Excerpts from a figure dataset
==*==

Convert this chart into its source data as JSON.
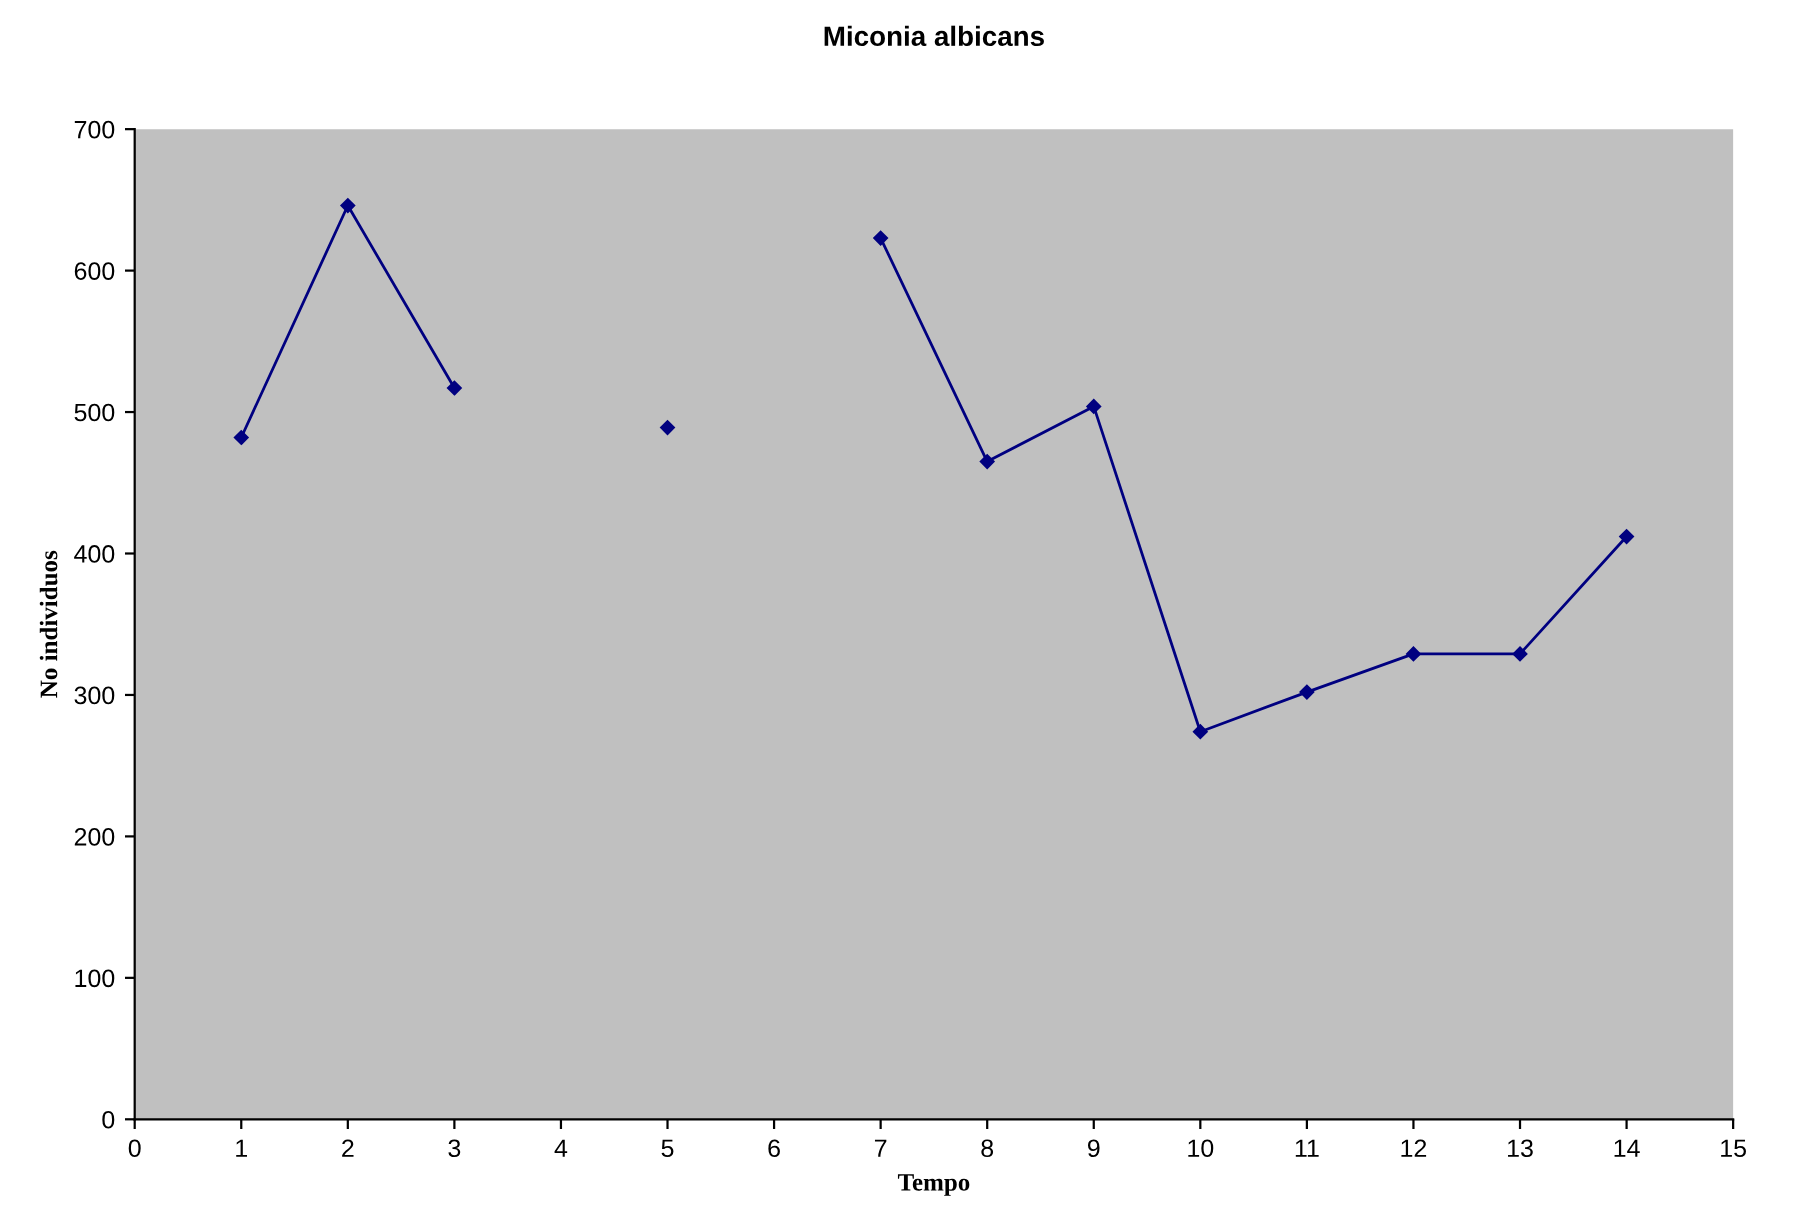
{
  "chart_data": {
    "type": "line",
    "title": "Miconia albicans",
    "xlabel": "Tempo",
    "ylabel": "No individuos",
    "x": [
      1,
      2,
      3,
      4,
      5,
      6,
      7,
      8,
      9,
      10,
      11,
      12,
      13,
      14
    ],
    "series": [
      {
        "color": "#000080",
        "values": [
          482,
          646,
          517,
          null,
          489,
          null,
          623,
          465,
          504,
          274,
          302,
          329,
          329,
          412
        ]
      }
    ],
    "xlim": [
      0,
      15
    ],
    "xticks": [
      0,
      1,
      2,
      3,
      4,
      5,
      6,
      7,
      8,
      9,
      10,
      11,
      12,
      13,
      14,
      15
    ],
    "ylim": [
      0,
      700
    ],
    "yticks": [
      0,
      100,
      200,
      300,
      400,
      500,
      600,
      700
    ],
    "grid": false,
    "legend": false,
    "marker": "diamond",
    "line_style": "solid"
  }
}
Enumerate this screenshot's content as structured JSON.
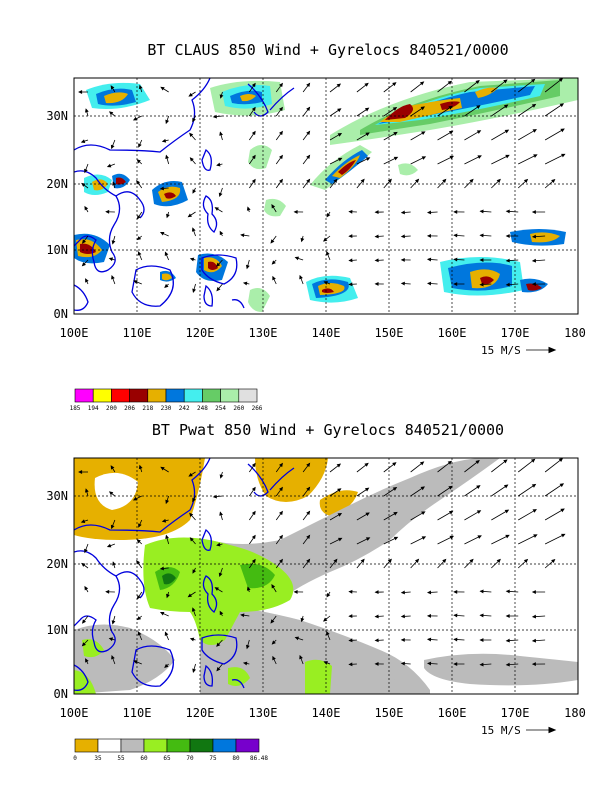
{
  "panel_top": {
    "title": "BT CLAUS 850 Wind + Gyrelocs 840521/0000",
    "lat_labels": [
      "30N",
      "20N",
      "10N",
      "0N"
    ],
    "lon_labels": [
      "100E",
      "110E",
      "120E",
      "130E",
      "140E",
      "150E",
      "160E",
      "170E",
      "180"
    ],
    "vector_scale": "15 M/S",
    "colorbar": {
      "colors": [
        "#ff00ff",
        "#ffff00",
        "#ff0000",
        "#990000",
        "#e6b000",
        "#0077dd",
        "#44eeee",
        "#66cc66",
        "#aaeeaa",
        "#e0e0e0"
      ],
      "labels": [
        "185",
        "194",
        "200",
        "206",
        "218",
        "230",
        "242",
        "248",
        "254",
        "260",
        "266"
      ]
    }
  },
  "panel_bottom": {
    "title": "BT Pwat 850 Wind + Gyrelocs 840521/0000",
    "lat_labels": [
      "30N",
      "20N",
      "10N",
      "0N"
    ],
    "lon_labels": [
      "100E",
      "110E",
      "120E",
      "130E",
      "140E",
      "150E",
      "160E",
      "170E",
      "180"
    ],
    "vector_scale": "15 M/S",
    "colorbar": {
      "colors": [
        "#e6b000",
        "#ffffff",
        "#bbbbbb",
        "#99ee22",
        "#44bb11",
        "#117711",
        "#0077dd",
        "#7700cc"
      ],
      "labels": [
        "0",
        "35",
        "55",
        "60",
        "65",
        "70",
        "75",
        "80",
        "86.48"
      ]
    }
  }
}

==*==

(Requirement):
Write the entries above out again exactly, but not the pictures.

(In response):
Convert this chart into its source data as JSON.
{
  "chart_data": {
    "type": "line",
    "title": "Miconia albicans",
    "xlabel": "Tempo",
    "ylabel": "No individuos",
    "x": [
      1,
      2,
      3,
      4,
      5,
      6,
      7,
      8,
      9,
      10,
      11,
      12,
      13,
      14
    ],
    "series": [
      {
        "color": "#000080",
        "values": [
          482,
          646,
          517,
          null,
          489,
          null,
          623,
          465,
          504,
          274,
          302,
          329,
          329,
          412
        ]
      }
    ],
    "xlim": [
      0,
      15
    ],
    "xticks": [
      0,
      1,
      2,
      3,
      4,
      5,
      6,
      7,
      8,
      9,
      10,
      11,
      12,
      13,
      14,
      15
    ],
    "ylim": [
      0,
      700
    ],
    "yticks": [
      0,
      100,
      200,
      300,
      400,
      500,
      600,
      700
    ],
    "grid": false,
    "legend": false,
    "marker": "diamond",
    "line_style": "solid"
  }
}
Enumerate this screenshot's content as structured JSON.
{
  "panel_top": {
    "title": "BT CLAUS 850 Wind + Gyrelocs 840521/0000",
    "lat_labels": [
      "30N",
      "20N",
      "10N",
      "0N"
    ],
    "lon_labels": [
      "100E",
      "110E",
      "120E",
      "130E",
      "140E",
      "150E",
      "160E",
      "170E",
      "180"
    ],
    "vector_scale": "15 M/S",
    "colorbar": {
      "colors": [
        "#ff00ff",
        "#ffff00",
        "#ff0000",
        "#990000",
        "#e6b000",
        "#0077dd",
        "#44eeee",
        "#66cc66",
        "#aaeeaa",
        "#e0e0e0"
      ],
      "labels": [
        "185",
        "194",
        "200",
        "206",
        "218",
        "230",
        "242",
        "248",
        "254",
        "260",
        "266"
      ]
    }
  },
  "panel_bottom": {
    "title": "BT Pwat 850 Wind + Gyrelocs 840521/0000",
    "lat_labels": [
      "30N",
      "20N",
      "10N",
      "0N"
    ],
    "lon_labels": [
      "100E",
      "110E",
      "120E",
      "130E",
      "140E",
      "150E",
      "160E",
      "170E",
      "180"
    ],
    "vector_scale": "15 M/S",
    "colorbar": {
      "colors": [
        "#e6b000",
        "#ffffff",
        "#bbbbbb",
        "#99ee22",
        "#44bb11",
        "#117711",
        "#0077dd",
        "#7700cc"
      ],
      "labels": [
        "0",
        "35",
        "55",
        "60",
        "65",
        "70",
        "75",
        "80",
        "86.48"
      ]
    }
  }
}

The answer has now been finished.